(Entries from a visual dataset)
☆ ☆ ☆

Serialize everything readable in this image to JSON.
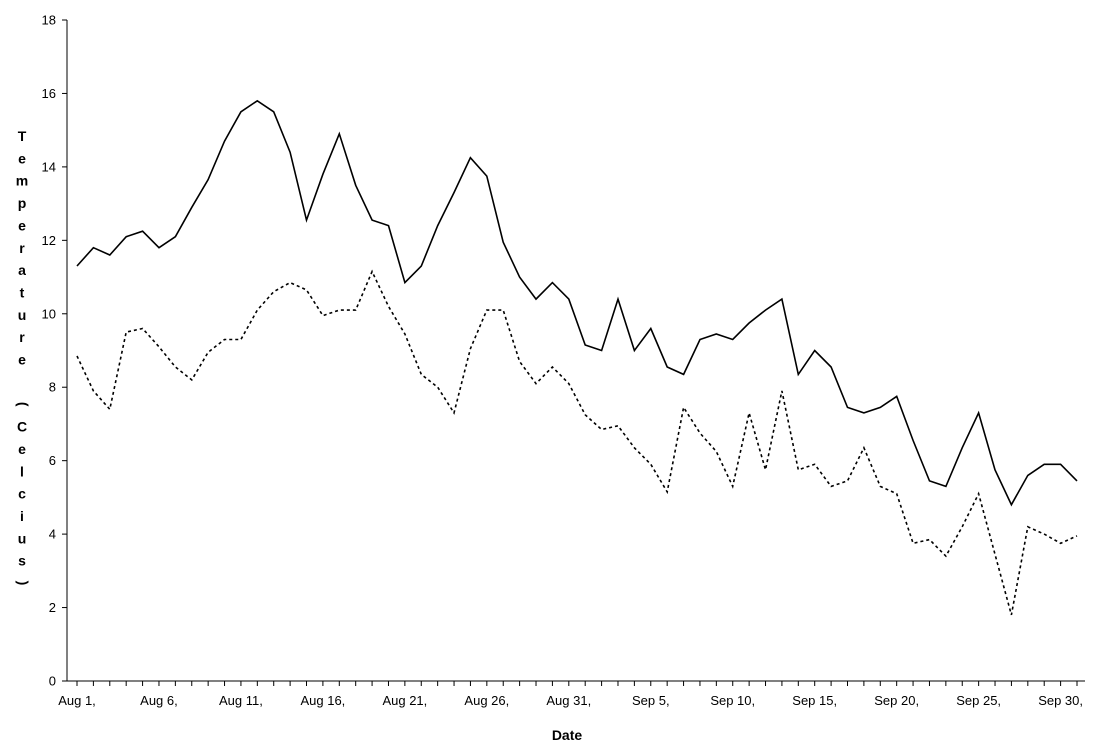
{
  "chart_data": {
    "type": "line",
    "title": "",
    "xlabel": "Date",
    "ylabel": "Temperature (Celcius)",
    "ylim": [
      0,
      18
    ],
    "yticks": [
      0,
      2,
      4,
      6,
      8,
      10,
      12,
      14,
      16,
      18
    ],
    "xtick_labels": [
      "Aug 1,",
      "Aug 6,",
      "Aug 11,",
      "Aug 16,",
      "Aug 21,",
      "Aug 26,",
      "Aug 31,",
      "Sep 5,",
      "Sep 10,",
      "Sep 15,",
      "Sep 20,",
      "Sep 25,",
      "Sep 30,"
    ],
    "x": [
      "Aug 1",
      "Aug 2",
      "Aug 3",
      "Aug 4",
      "Aug 5",
      "Aug 6",
      "Aug 7",
      "Aug 8",
      "Aug 9",
      "Aug 10",
      "Aug 11",
      "Aug 12",
      "Aug 13",
      "Aug 14",
      "Aug 15",
      "Aug 16",
      "Aug 17",
      "Aug 18",
      "Aug 19",
      "Aug 20",
      "Aug 21",
      "Aug 22",
      "Aug 23",
      "Aug 24",
      "Aug 25",
      "Aug 26",
      "Aug 27",
      "Aug 28",
      "Aug 29",
      "Aug 30",
      "Aug 31",
      "Sep 1",
      "Sep 2",
      "Sep 3",
      "Sep 4",
      "Sep 5",
      "Sep 6",
      "Sep 7",
      "Sep 8",
      "Sep 9",
      "Sep 10",
      "Sep 11",
      "Sep 12",
      "Sep 13",
      "Sep 14",
      "Sep 15",
      "Sep 16",
      "Sep 17",
      "Sep 18",
      "Sep 19",
      "Sep 20",
      "Sep 21",
      "Sep 22",
      "Sep 23",
      "Sep 24",
      "Sep 25",
      "Sep 26",
      "Sep 27",
      "Sep 28",
      "Sep 29",
      "Sep 30",
      "Oct 1"
    ],
    "grid": false,
    "legend": "none",
    "series": [
      {
        "style": "solid",
        "values": [
          11.3,
          11.8,
          11.6,
          12.1,
          12.25,
          11.8,
          12.1,
          12.9,
          13.65,
          14.7,
          15.5,
          15.8,
          15.5,
          14.4,
          12.55,
          13.8,
          14.9,
          13.5,
          12.55,
          12.4,
          10.85,
          11.3,
          12.4,
          13.3,
          14.25,
          13.75,
          11.95,
          11.0,
          10.4,
          10.85,
          10.4,
          9.15,
          9.0,
          10.4,
          9.0,
          9.6,
          8.55,
          8.35,
          9.3,
          9.45,
          9.3,
          9.75,
          10.1,
          10.4,
          8.35,
          9.0,
          8.55,
          7.45,
          7.3,
          7.45,
          7.75,
          6.55,
          5.45,
          5.3,
          6.35,
          7.3,
          5.75,
          4.8,
          5.6,
          5.9,
          5.9,
          5.45
        ]
      },
      {
        "style": "dotted",
        "values": [
          8.85,
          7.9,
          7.4,
          9.5,
          9.6,
          9.1,
          8.55,
          8.2,
          8.95,
          9.3,
          9.3,
          10.1,
          10.6,
          10.85,
          10.65,
          9.95,
          10.1,
          10.1,
          11.15,
          10.2,
          9.45,
          8.35,
          8.0,
          7.3,
          9.05,
          10.1,
          10.1,
          8.7,
          8.1,
          8.55,
          8.1,
          7.25,
          6.85,
          6.95,
          6.35,
          5.9,
          5.15,
          7.45,
          6.75,
          6.25,
          5.3,
          7.3,
          5.75,
          7.9,
          5.75,
          5.9,
          5.3,
          5.45,
          6.35,
          5.3,
          5.1,
          3.75,
          3.85,
          3.4,
          4.2,
          5.1,
          3.45,
          1.8,
          4.2,
          4.0,
          3.75,
          3.95
        ]
      }
    ]
  }
}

☆ ☆ ☆

## [REQUIRED WORK]
The records shown above are to be repeated exactly, with the pictures left out.

## [FINISHED ANSWER]
Serialize everything readable in this image to JSON.
{
  "chart_data": {
    "type": "line",
    "title": "",
    "xlabel": "Date",
    "ylabel": "Temperature (Celcius)",
    "ylim": [
      0,
      18
    ],
    "yticks": [
      0,
      2,
      4,
      6,
      8,
      10,
      12,
      14,
      16,
      18
    ],
    "xtick_labels": [
      "Aug 1,",
      "Aug 6,",
      "Aug 11,",
      "Aug 16,",
      "Aug 21,",
      "Aug 26,",
      "Aug 31,",
      "Sep 5,",
      "Sep 10,",
      "Sep 15,",
      "Sep 20,",
      "Sep 25,",
      "Sep 30,"
    ],
    "x": [
      "Aug 1",
      "Aug 2",
      "Aug 3",
      "Aug 4",
      "Aug 5",
      "Aug 6",
      "Aug 7",
      "Aug 8",
      "Aug 9",
      "Aug 10",
      "Aug 11",
      "Aug 12",
      "Aug 13",
      "Aug 14",
      "Aug 15",
      "Aug 16",
      "Aug 17",
      "Aug 18",
      "Aug 19",
      "Aug 20",
      "Aug 21",
      "Aug 22",
      "Aug 23",
      "Aug 24",
      "Aug 25",
      "Aug 26",
      "Aug 27",
      "Aug 28",
      "Aug 29",
      "Aug 30",
      "Aug 31",
      "Sep 1",
      "Sep 2",
      "Sep 3",
      "Sep 4",
      "Sep 5",
      "Sep 6",
      "Sep 7",
      "Sep 8",
      "Sep 9",
      "Sep 10",
      "Sep 11",
      "Sep 12",
      "Sep 13",
      "Sep 14",
      "Sep 15",
      "Sep 16",
      "Sep 17",
      "Sep 18",
      "Sep 19",
      "Sep 20",
      "Sep 21",
      "Sep 22",
      "Sep 23",
      "Sep 24",
      "Sep 25",
      "Sep 26",
      "Sep 27",
      "Sep 28",
      "Sep 29",
      "Sep 30",
      "Oct 1"
    ],
    "grid": false,
    "legend": "none",
    "series": [
      {
        "style": "solid",
        "values": [
          11.3,
          11.8,
          11.6,
          12.1,
          12.25,
          11.8,
          12.1,
          12.9,
          13.65,
          14.7,
          15.5,
          15.8,
          15.5,
          14.4,
          12.55,
          13.8,
          14.9,
          13.5,
          12.55,
          12.4,
          10.85,
          11.3,
          12.4,
          13.3,
          14.25,
          13.75,
          11.95,
          11.0,
          10.4,
          10.85,
          10.4,
          9.15,
          9.0,
          10.4,
          9.0,
          9.6,
          8.55,
          8.35,
          9.3,
          9.45,
          9.3,
          9.75,
          10.1,
          10.4,
          8.35,
          9.0,
          8.55,
          7.45,
          7.3,
          7.45,
          7.75,
          6.55,
          5.45,
          5.3,
          6.35,
          7.3,
          5.75,
          4.8,
          5.6,
          5.9,
          5.9,
          5.45
        ]
      },
      {
        "style": "dotted",
        "values": [
          8.85,
          7.9,
          7.4,
          9.5,
          9.6,
          9.1,
          8.55,
          8.2,
          8.95,
          9.3,
          9.3,
          10.1,
          10.6,
          10.85,
          10.65,
          9.95,
          10.1,
          10.1,
          11.15,
          10.2,
          9.45,
          8.35,
          8.0,
          7.3,
          9.05,
          10.1,
          10.1,
          8.7,
          8.1,
          8.55,
          8.1,
          7.25,
          6.85,
          6.95,
          6.35,
          5.9,
          5.15,
          7.45,
          6.75,
          6.25,
          5.3,
          7.3,
          5.75,
          7.9,
          5.75,
          5.9,
          5.3,
          5.45,
          6.35,
          5.3,
          5.1,
          3.75,
          3.85,
          3.4,
          4.2,
          5.1,
          3.45,
          1.8,
          4.2,
          4.0,
          3.75,
          3.95
        ]
      }
    ]
  }
}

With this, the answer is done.